Using the records below, locate all lines containing "type" and return them.

— start of The input —

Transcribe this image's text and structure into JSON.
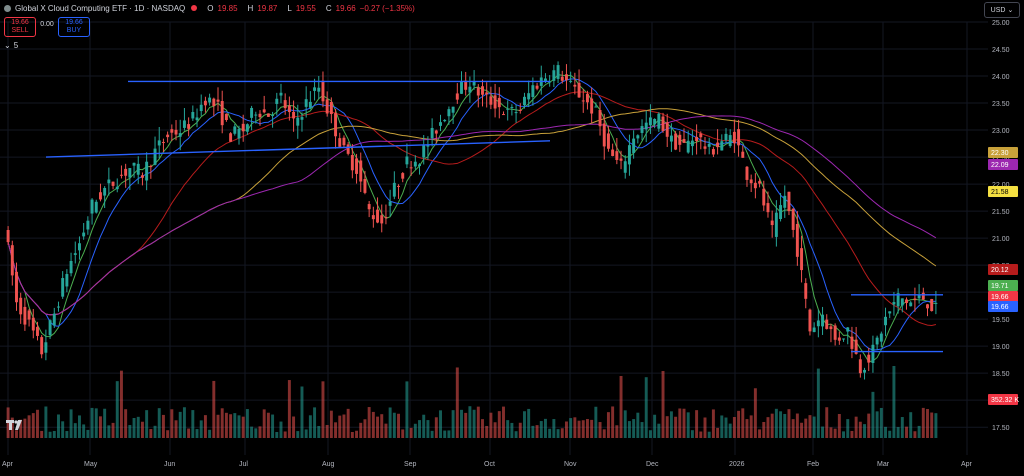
{
  "header": {
    "title": "Global X Cloud Computing ETF · 1D · NASDAQ",
    "ohlc": {
      "o_label": "O",
      "o": "19.85",
      "h_label": "H",
      "h": "19.87",
      "l_label": "L",
      "l": "19.55",
      "c_label": "C",
      "c": "19.66",
      "change": "−0.27 (−1.35%)"
    }
  },
  "trade": {
    "sell_price": "19.66",
    "sell_label": "SELL",
    "spread": "0.00",
    "buy_price": "19.66",
    "buy_label": "BUY"
  },
  "indicators_toggle": {
    "icon": "chevron-down-icon",
    "count": "5"
  },
  "currency": {
    "label": "USD",
    "icon": "chevron-down-icon"
  },
  "colors": {
    "up": "#26a69a",
    "down": "#ef5350",
    "ma_green": "#4caf50",
    "ma_blue": "#2962ff",
    "ma_red": "#b71c1c",
    "ma_orange": "#c8a13a",
    "ma_purple": "#9c27b0",
    "trendline": "#2962ff",
    "vol_up": "#26a69a",
    "vol_down": "#ef5350"
  },
  "chart_data": {
    "type": "candlestick",
    "y_axis": {
      "range": [
        17.3,
        25.0
      ],
      "ticks": [
        "25.00",
        "24.50",
        "24.00",
        "23.50",
        "23.00",
        "22.50",
        "22.00",
        "21.50",
        "21.00",
        "20.50",
        "20.00",
        "19.50",
        "19.00",
        "18.50",
        "18.00",
        "17.50"
      ]
    },
    "x_axis": {
      "labels": [
        "Apr",
        "May",
        "Jun",
        "Jul",
        "Aug",
        "Sep",
        "Oct",
        "Nov",
        "Dec",
        "2026",
        "Feb",
        "Mar",
        "Apr"
      ]
    },
    "price_labels": [
      {
        "value": "22.30",
        "color": "#c8a13a"
      },
      {
        "value": "22.09",
        "color": "#9c27b0"
      },
      {
        "value": "21.58",
        "color": "#f5e042"
      },
      {
        "value": "20.12",
        "color": "#b71c1c"
      },
      {
        "value": "19.71",
        "color": "#4caf50"
      },
      {
        "value": "19.66",
        "color": "#f23645"
      },
      {
        "value": "19.66",
        "color": "#2962ff"
      },
      {
        "value": "352.32 K",
        "color": "#f23645"
      }
    ],
    "anchors": [
      [
        "Apr",
        21.3
      ],
      [
        "Apr",
        19.8
      ],
      [
        "Apr",
        19.4
      ],
      [
        "Apr",
        18.9
      ],
      [
        "Apr",
        19.6
      ],
      [
        "Apr",
        20.4
      ],
      [
        "May",
        20.9
      ],
      [
        "May",
        21.6
      ],
      [
        "May",
        21.9
      ],
      [
        "May",
        22.1
      ],
      [
        "May",
        22.3
      ],
      [
        "May",
        22.2
      ],
      [
        "May",
        22.6
      ],
      [
        "May",
        22.9
      ],
      [
        "Jun",
        23.0
      ],
      [
        "Jun",
        23.2
      ],
      [
        "Jun",
        23.6
      ],
      [
        "Jun",
        23.4
      ],
      [
        "Jun",
        22.9
      ],
      [
        "Jun",
        23.0
      ],
      [
        "Jul",
        23.4
      ],
      [
        "Jul",
        23.3
      ],
      [
        "Jul",
        23.6
      ],
      [
        "Jul",
        23.1
      ],
      [
        "Jul",
        23.5
      ],
      [
        "Jul",
        23.8
      ],
      [
        "Aug",
        23.2
      ],
      [
        "Aug",
        22.6
      ],
      [
        "Aug",
        22.3
      ],
      [
        "Aug",
        21.5
      ],
      [
        "Aug",
        21.3
      ],
      [
        "Aug",
        21.9
      ],
      [
        "Sep",
        22.4
      ],
      [
        "Sep",
        22.5
      ],
      [
        "Sep",
        22.9
      ],
      [
        "Sep",
        23.3
      ],
      [
        "Sep",
        23.7
      ],
      [
        "Sep",
        23.9
      ],
      [
        "Oct",
        23.6
      ],
      [
        "Oct",
        23.5
      ],
      [
        "Oct",
        23.3
      ],
      [
        "Oct",
        23.4
      ],
      [
        "Oct",
        23.8
      ],
      [
        "Oct",
        24.0
      ],
      [
        "Nov",
        24.1
      ],
      [
        "Nov",
        23.8
      ],
      [
        "Nov",
        23.6
      ],
      [
        "Nov",
        23.3
      ],
      [
        "Nov",
        22.6
      ],
      [
        "Nov",
        22.3
      ],
      [
        "Dec",
        22.9
      ],
      [
        "Dec",
        23.1
      ],
      [
        "Dec",
        23.2
      ],
      [
        "Dec",
        22.8
      ],
      [
        "Dec",
        22.7
      ],
      [
        "Dec",
        22.9
      ],
      [
        "2026",
        22.6
      ],
      [
        "2026",
        22.8
      ],
      [
        "2026",
        22.9
      ],
      [
        "2026",
        22.2
      ],
      [
        "2026",
        21.9
      ],
      [
        "2026",
        21.1
      ],
      [
        "Feb",
        21.8
      ],
      [
        "Feb",
        20.8
      ],
      [
        "Feb",
        19.3
      ],
      [
        "Feb",
        19.6
      ],
      [
        "Feb",
        19.1
      ],
      [
        "Feb",
        19.3
      ],
      [
        "Mar",
        18.6
      ],
      [
        "Mar",
        18.9
      ],
      [
        "Mar",
        19.5
      ],
      [
        "Mar",
        19.9
      ],
      [
        "Mar",
        19.8
      ],
      [
        "Mar",
        19.9
      ],
      [
        "Mar",
        19.66
      ]
    ],
    "trendlines": [
      {
        "from": [
          "May",
          23.9
        ],
        "to": [
          "Oct",
          23.9
        ]
      },
      {
        "from": [
          "Apr",
          22.5
        ],
        "to": [
          "Oct",
          22.8
        ]
      },
      {
        "from": [
          "Feb",
          19.95
        ],
        "to": [
          "Mar",
          19.95
        ]
      },
      {
        "from": [
          "Feb",
          18.9
        ],
        "to": [
          "Mar",
          18.9
        ]
      }
    ]
  }
}
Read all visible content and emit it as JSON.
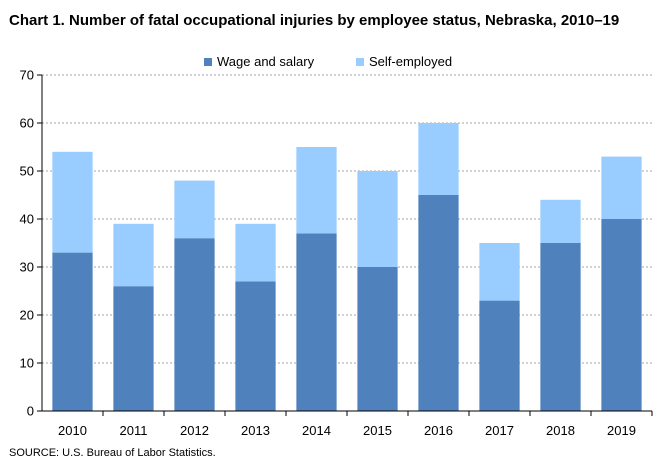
{
  "title": "Chart 1. Number of fatal occupational injuries by employee status, Nebraska, 2010–19",
  "source": "SOURCE: U.S. Bureau of Labor Statistics.",
  "colors": {
    "wage": "#4f81bd",
    "self": "#99ccff",
    "grid": "#a6a6a6",
    "axis": "#000000"
  },
  "chart_data": {
    "type": "bar",
    "stacked": true,
    "categories": [
      "2010",
      "2011",
      "2012",
      "2013",
      "2014",
      "2015",
      "2016",
      "2017",
      "2018",
      "2019"
    ],
    "series": [
      {
        "name": "Wage and salary",
        "values": [
          33,
          26,
          36,
          27,
          37,
          30,
          45,
          23,
          35,
          40
        ]
      },
      {
        "name": "Self-employed",
        "values": [
          21,
          13,
          12,
          12,
          18,
          20,
          15,
          12,
          9,
          13
        ]
      }
    ],
    "yticks": [
      "0",
      "10",
      "20",
      "30",
      "40",
      "50",
      "60",
      "70"
    ],
    "ylim": [
      0,
      70
    ],
    "grid": true,
    "legend_position": "top-center",
    "title": "Chart 1. Number of fatal occupational injuries by employee status, Nebraska, 2010–19"
  }
}
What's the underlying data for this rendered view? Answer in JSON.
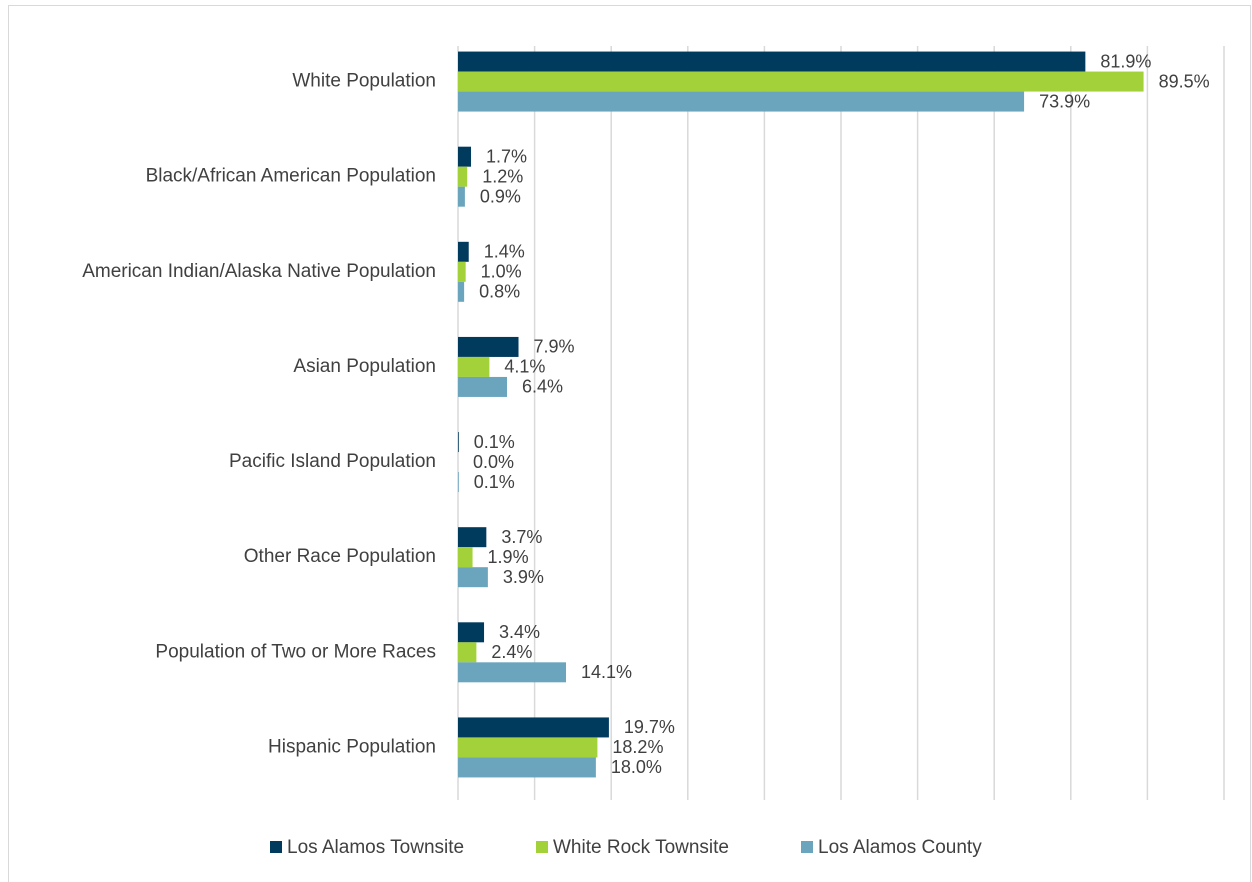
{
  "chart_data": {
    "type": "hbar",
    "categories": [
      "White Population",
      "Black/African American Population",
      "American Indian/Alaska Native Population",
      "Asian Population",
      "Pacific Island Population",
      "Other Race Population",
      "Population of Two or More Races",
      "Hispanic Population"
    ],
    "series": [
      {
        "name": "Los Alamos Townsite",
        "color": "#003a5d",
        "values": [
          81.9,
          1.7,
          1.4,
          7.9,
          0.1,
          3.7,
          3.4,
          19.7
        ],
        "value_labels": [
          "81.9%",
          "1.7%",
          "1.4%",
          "7.9%",
          "0.1%",
          "3.7%",
          "3.4%",
          "19.7%"
        ]
      },
      {
        "name": "White Rock Townsite",
        "color": "#a3d13a",
        "values": [
          89.5,
          1.2,
          1.0,
          4.1,
          0.0,
          1.9,
          2.4,
          18.2
        ],
        "value_labels": [
          "89.5%",
          "1.2%",
          "1.0%",
          "4.1%",
          "0.0%",
          "1.9%",
          "2.4%",
          "18.2%"
        ]
      },
      {
        "name": "Los Alamos County",
        "color": "#6aa5bd",
        "values": [
          73.9,
          0.9,
          0.8,
          6.4,
          0.1,
          3.9,
          14.1,
          18.0
        ],
        "value_labels": [
          "73.9%",
          "0.9%",
          "0.8%",
          "6.4%",
          "0.1%",
          "3.9%",
          "14.1%",
          "18.0%"
        ]
      }
    ],
    "xlim": [
      0,
      100
    ],
    "xticks": [
      0,
      10,
      20,
      30,
      40,
      50,
      60,
      70,
      80,
      90,
      100
    ],
    "grid": true,
    "legend": "bottom"
  }
}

— end of The input —

Correct answer –
    "type": "candlestick",
    "type": "bar",
    "type": "hbar",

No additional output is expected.